Problem to solve – Every entry here needs to be repeated exactly.

(Dataset listings of figures)
_ _ _ _

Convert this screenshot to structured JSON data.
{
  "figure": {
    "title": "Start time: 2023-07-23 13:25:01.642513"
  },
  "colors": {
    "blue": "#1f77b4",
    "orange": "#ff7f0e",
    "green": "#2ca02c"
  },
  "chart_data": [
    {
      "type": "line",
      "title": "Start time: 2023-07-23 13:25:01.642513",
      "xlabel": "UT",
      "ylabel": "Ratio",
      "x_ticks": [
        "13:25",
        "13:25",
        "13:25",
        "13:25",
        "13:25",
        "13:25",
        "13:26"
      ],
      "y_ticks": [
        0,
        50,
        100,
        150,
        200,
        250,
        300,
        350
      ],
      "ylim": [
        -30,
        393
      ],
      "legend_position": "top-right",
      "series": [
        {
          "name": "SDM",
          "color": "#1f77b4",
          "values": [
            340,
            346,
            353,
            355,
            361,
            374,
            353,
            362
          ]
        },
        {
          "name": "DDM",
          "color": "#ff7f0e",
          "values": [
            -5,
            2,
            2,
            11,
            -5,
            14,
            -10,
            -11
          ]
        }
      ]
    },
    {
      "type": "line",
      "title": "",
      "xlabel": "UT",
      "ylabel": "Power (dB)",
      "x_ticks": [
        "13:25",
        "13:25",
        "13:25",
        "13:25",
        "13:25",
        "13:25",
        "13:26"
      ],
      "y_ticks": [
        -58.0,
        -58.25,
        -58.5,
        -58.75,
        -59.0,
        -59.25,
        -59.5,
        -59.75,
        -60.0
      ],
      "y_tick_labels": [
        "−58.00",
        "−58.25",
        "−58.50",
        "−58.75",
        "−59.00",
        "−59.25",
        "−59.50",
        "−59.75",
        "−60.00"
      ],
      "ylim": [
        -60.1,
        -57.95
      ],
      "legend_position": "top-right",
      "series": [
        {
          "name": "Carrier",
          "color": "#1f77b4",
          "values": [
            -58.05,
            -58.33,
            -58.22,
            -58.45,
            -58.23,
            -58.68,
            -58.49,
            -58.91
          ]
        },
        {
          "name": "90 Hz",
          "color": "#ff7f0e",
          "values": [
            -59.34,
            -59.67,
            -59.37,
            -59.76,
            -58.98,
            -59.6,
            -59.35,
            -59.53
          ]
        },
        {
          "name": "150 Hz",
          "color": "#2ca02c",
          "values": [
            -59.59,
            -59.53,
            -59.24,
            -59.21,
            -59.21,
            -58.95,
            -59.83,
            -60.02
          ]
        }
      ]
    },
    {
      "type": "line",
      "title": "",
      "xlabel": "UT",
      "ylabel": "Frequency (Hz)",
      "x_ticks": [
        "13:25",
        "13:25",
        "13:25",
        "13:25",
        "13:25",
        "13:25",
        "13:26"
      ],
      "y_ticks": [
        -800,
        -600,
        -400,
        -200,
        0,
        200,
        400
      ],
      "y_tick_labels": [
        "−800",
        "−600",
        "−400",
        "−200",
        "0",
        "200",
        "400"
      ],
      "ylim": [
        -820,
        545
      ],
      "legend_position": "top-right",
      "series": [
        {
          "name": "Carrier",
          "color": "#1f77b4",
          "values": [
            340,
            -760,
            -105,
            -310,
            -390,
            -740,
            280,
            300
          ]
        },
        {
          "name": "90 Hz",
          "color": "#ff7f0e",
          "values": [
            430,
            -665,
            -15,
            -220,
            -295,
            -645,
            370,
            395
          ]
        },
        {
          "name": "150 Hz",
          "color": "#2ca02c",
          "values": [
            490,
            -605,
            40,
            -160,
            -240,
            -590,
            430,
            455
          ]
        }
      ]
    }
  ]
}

_ _ _ _

Result of the task –
Convert this screenshot to structured JSON data.
{
  "figure": {
    "title": "Start time: 2023-07-23 13:25:01.642513"
  },
  "colors": {
    "blue": "#1f77b4",
    "orange": "#ff7f0e",
    "green": "#2ca02c"
  },
  "chart_data": [
    {
      "type": "line",
      "title": "Start time: 2023-07-23 13:25:01.642513",
      "xlabel": "UT",
      "ylabel": "Ratio",
      "x_ticks": [
        "13:25",
        "13:25",
        "13:25",
        "13:25",
        "13:25",
        "13:25",
        "13:26"
      ],
      "y_ticks": [
        0,
        50,
        100,
        150,
        200,
        250,
        300,
        350
      ],
      "ylim": [
        -30,
        393
      ],
      "legend_position": "top-right",
      "series": [
        {
          "name": "SDM",
          "color": "#1f77b4",
          "values": [
            340,
            346,
            353,
            355,
            361,
            374,
            353,
            362
          ]
        },
        {
          "name": "DDM",
          "color": "#ff7f0e",
          "values": [
            -5,
            2,
            2,
            11,
            -5,
            14,
            -10,
            -11
          ]
        }
      ]
    },
    {
      "type": "line",
      "title": "",
      "xlabel": "UT",
      "ylabel": "Power (dB)",
      "x_ticks": [
        "13:25",
        "13:25",
        "13:25",
        "13:25",
        "13:25",
        "13:25",
        "13:26"
      ],
      "y_ticks": [
        -58.0,
        -58.25,
        -58.5,
        -58.75,
        -59.0,
        -59.25,
        -59.5,
        -59.75,
        -60.0
      ],
      "y_tick_labels": [
        "−58.00",
        "−58.25",
        "−58.50",
        "−58.75",
        "−59.00",
        "−59.25",
        "−59.50",
        "−59.75",
        "−60.00"
      ],
      "ylim": [
        -60.1,
        -57.95
      ],
      "legend_position": "top-right",
      "series": [
        {
          "name": "Carrier",
          "color": "#1f77b4",
          "values": [
            -58.05,
            -58.33,
            -58.22,
            -58.45,
            -58.23,
            -58.68,
            -58.49,
            -58.91
          ]
        },
        {
          "name": "90 Hz",
          "color": "#ff7f0e",
          "values": [
            -59.34,
            -59.67,
            -59.37,
            -59.76,
            -58.98,
            -59.6,
            -59.35,
            -59.53
          ]
        },
        {
          "name": "150 Hz",
          "color": "#2ca02c",
          "values": [
            -59.59,
            -59.53,
            -59.24,
            -59.21,
            -59.21,
            -58.95,
            -59.83,
            -60.02
          ]
        }
      ]
    },
    {
      "type": "line",
      "title": "",
      "xlabel": "UT",
      "ylabel": "Frequency (Hz)",
      "x_ticks": [
        "13:25",
        "13:25",
        "13:25",
        "13:25",
        "13:25",
        "13:25",
        "13:26"
      ],
      "y_ticks": [
        -800,
        -600,
        -400,
        -200,
        0,
        200,
        400
      ],
      "y_tick_labels": [
        "−800",
        "−600",
        "−400",
        "−200",
        "0",
        "200",
        "400"
      ],
      "ylim": [
        -820,
        545
      ],
      "legend_position": "top-right",
      "series": [
        {
          "name": "Carrier",
          "color": "#1f77b4",
          "values": [
            340,
            -760,
            -105,
            -310,
            -390,
            -740,
            280,
            300
          ]
        },
        {
          "name": "90 Hz",
          "color": "#ff7f0e",
          "values": [
            430,
            -665,
            -15,
            -220,
            -295,
            -645,
            370,
            395
          ]
        },
        {
          "name": "150 Hz",
          "color": "#2ca02c",
          "values": [
            490,
            -605,
            40,
            -160,
            -240,
            -590,
            430,
            455
          ]
        }
      ]
    }
  ]
}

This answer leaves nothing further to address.